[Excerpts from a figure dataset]
"""

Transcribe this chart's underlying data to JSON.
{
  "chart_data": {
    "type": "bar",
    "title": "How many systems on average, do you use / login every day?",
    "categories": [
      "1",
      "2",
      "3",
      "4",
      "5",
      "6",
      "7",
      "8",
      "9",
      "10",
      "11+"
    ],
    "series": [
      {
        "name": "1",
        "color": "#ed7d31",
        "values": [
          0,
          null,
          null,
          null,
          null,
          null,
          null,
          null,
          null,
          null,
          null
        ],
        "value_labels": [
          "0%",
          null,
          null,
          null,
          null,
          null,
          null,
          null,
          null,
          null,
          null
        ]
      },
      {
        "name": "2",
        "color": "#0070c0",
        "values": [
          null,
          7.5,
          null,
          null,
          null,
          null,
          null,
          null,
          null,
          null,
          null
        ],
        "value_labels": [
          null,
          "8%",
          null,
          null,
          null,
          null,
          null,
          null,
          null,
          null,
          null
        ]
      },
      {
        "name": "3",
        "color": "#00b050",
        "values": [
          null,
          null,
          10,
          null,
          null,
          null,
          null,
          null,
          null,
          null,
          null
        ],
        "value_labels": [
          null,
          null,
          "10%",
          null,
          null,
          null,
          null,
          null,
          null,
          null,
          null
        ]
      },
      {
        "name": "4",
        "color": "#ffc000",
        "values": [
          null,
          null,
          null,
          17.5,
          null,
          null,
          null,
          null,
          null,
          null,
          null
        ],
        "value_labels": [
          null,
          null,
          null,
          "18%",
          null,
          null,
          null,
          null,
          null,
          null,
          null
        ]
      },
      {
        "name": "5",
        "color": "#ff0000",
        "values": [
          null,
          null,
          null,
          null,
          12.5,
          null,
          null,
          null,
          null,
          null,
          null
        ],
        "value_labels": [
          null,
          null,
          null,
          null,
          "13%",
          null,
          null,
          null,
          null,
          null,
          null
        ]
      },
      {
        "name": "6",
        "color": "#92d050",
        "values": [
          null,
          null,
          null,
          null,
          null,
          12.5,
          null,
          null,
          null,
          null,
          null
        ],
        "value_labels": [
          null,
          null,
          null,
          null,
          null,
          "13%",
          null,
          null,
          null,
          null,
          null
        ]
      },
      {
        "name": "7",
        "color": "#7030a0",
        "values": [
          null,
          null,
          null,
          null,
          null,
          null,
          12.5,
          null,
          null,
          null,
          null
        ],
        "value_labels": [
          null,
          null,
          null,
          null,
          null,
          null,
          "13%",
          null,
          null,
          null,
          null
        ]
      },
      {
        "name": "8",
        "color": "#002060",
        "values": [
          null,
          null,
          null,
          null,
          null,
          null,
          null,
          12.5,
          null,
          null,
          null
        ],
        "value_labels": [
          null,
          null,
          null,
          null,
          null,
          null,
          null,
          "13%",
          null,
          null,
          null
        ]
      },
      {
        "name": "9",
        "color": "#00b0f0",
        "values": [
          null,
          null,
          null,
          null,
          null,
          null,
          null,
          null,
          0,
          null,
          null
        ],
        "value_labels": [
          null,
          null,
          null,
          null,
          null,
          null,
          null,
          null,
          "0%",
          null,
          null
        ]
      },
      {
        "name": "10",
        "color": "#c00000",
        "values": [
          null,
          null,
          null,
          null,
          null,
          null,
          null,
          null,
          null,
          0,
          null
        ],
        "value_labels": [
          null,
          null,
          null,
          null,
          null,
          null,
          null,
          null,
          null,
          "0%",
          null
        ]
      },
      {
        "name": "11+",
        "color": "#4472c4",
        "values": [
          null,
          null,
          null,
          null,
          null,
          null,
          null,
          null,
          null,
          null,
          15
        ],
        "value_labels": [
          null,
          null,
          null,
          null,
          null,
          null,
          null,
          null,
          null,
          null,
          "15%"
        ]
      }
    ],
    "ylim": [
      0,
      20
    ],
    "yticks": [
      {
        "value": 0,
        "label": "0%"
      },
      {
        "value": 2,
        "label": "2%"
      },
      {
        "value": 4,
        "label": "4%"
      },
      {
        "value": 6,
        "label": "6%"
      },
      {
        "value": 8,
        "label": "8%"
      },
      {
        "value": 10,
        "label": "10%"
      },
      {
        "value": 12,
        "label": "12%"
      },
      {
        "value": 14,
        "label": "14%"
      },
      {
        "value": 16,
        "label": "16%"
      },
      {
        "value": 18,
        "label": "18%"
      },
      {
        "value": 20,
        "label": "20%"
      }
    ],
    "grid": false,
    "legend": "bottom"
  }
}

"""

WHAT THE TASK ASKS: Print the material once more, exactly.

FINAL RESULT:
Transcribe this chart's underlying data to JSON.
{
  "chart_data": {
    "type": "bar",
    "title": "How many systems on average, do you use / login every day?",
    "categories": [
      "1",
      "2",
      "3",
      "4",
      "5",
      "6",
      "7",
      "8",
      "9",
      "10",
      "11+"
    ],
    "series": [
      {
        "name": "1",
        "color": "#ed7d31",
        "values": [
          0,
          null,
          null,
          null,
          null,
          null,
          null,
          null,
          null,
          null,
          null
        ],
        "value_labels": [
          "0%",
          null,
          null,
          null,
          null,
          null,
          null,
          null,
          null,
          null,
          null
        ]
      },
      {
        "name": "2",
        "color": "#0070c0",
        "values": [
          null,
          7.5,
          null,
          null,
          null,
          null,
          null,
          null,
          null,
          null,
          null
        ],
        "value_labels": [
          null,
          "8%",
          null,
          null,
          null,
          null,
          null,
          null,
          null,
          null,
          null
        ]
      },
      {
        "name": "3",
        "color": "#00b050",
        "values": [
          null,
          null,
          10,
          null,
          null,
          null,
          null,
          null,
          null,
          null,
          null
        ],
        "value_labels": [
          null,
          null,
          "10%",
          null,
          null,
          null,
          null,
          null,
          null,
          null,
          null
        ]
      },
      {
        "name": "4",
        "color": "#ffc000",
        "values": [
          null,
          null,
          null,
          17.5,
          null,
          null,
          null,
          null,
          null,
          null,
          null
        ],
        "value_labels": [
          null,
          null,
          null,
          "18%",
          null,
          null,
          null,
          null,
          null,
          null,
          null
        ]
      },
      {
        "name": "5",
        "color": "#ff0000",
        "values": [
          null,
          null,
          null,
          null,
          12.5,
          null,
          null,
          null,
          null,
          null,
          null
        ],
        "value_labels": [
          null,
          null,
          null,
          null,
          "13%",
          null,
          null,
          null,
          null,
          null,
          null
        ]
      },
      {
        "name": "6",
        "color": "#92d050",
        "values": [
          null,
          null,
          null,
          null,
          null,
          12.5,
          null,
          null,
          null,
          null,
          null
        ],
        "value_labels": [
          null,
          null,
          null,
          null,
          null,
          "13%",
          null,
          null,
          null,
          null,
          null
        ]
      },
      {
        "name": "7",
        "color": "#7030a0",
        "values": [
          null,
          null,
          null,
          null,
          null,
          null,
          12.5,
          null,
          null,
          null,
          null
        ],
        "value_labels": [
          null,
          null,
          null,
          null,
          null,
          null,
          "13%",
          null,
          null,
          null,
          null
        ]
      },
      {
        "name": "8",
        "color": "#002060",
        "values": [
          null,
          null,
          null,
          null,
          null,
          null,
          null,
          12.5,
          null,
          null,
          null
        ],
        "value_labels": [
          null,
          null,
          null,
          null,
          null,
          null,
          null,
          "13%",
          null,
          null,
          null
        ]
      },
      {
        "name": "9",
        "color": "#00b0f0",
        "values": [
          null,
          null,
          null,
          null,
          null,
          null,
          null,
          null,
          0,
          null,
          null
        ],
        "value_labels": [
          null,
          null,
          null,
          null,
          null,
          null,
          null,
          null,
          "0%",
          null,
          null
        ]
      },
      {
        "name": "10",
        "color": "#c00000",
        "values": [
          null,
          null,
          null,
          null,
          null,
          null,
          null,
          null,
          null,
          0,
          null
        ],
        "value_labels": [
          null,
          null,
          null,
          null,
          null,
          null,
          null,
          null,
          null,
          "0%",
          null
        ]
      },
      {
        "name": "11+",
        "color": "#4472c4",
        "values": [
          null,
          null,
          null,
          null,
          null,
          null,
          null,
          null,
          null,
          null,
          15
        ],
        "value_labels": [
          null,
          null,
          null,
          null,
          null,
          null,
          null,
          null,
          null,
          null,
          "15%"
        ]
      }
    ],
    "ylim": [
      0,
      20
    ],
    "yticks": [
      {
        "value": 0,
        "label": "0%"
      },
      {
        "value": 2,
        "label": "2%"
      },
      {
        "value": 4,
        "label": "4%"
      },
      {
        "value": 6,
        "label": "6%"
      },
      {
        "value": 8,
        "label": "8%"
      },
      {
        "value": 10,
        "label": "10%"
      },
      {
        "value": 12,
        "label": "12%"
      },
      {
        "value": 14,
        "label": "14%"
      },
      {
        "value": 16,
        "label": "16%"
      },
      {
        "value": 18,
        "label": "18%"
      },
      {
        "value": 20,
        "label": "20%"
      }
    ],
    "grid": false,
    "legend": "bottom"
  }
}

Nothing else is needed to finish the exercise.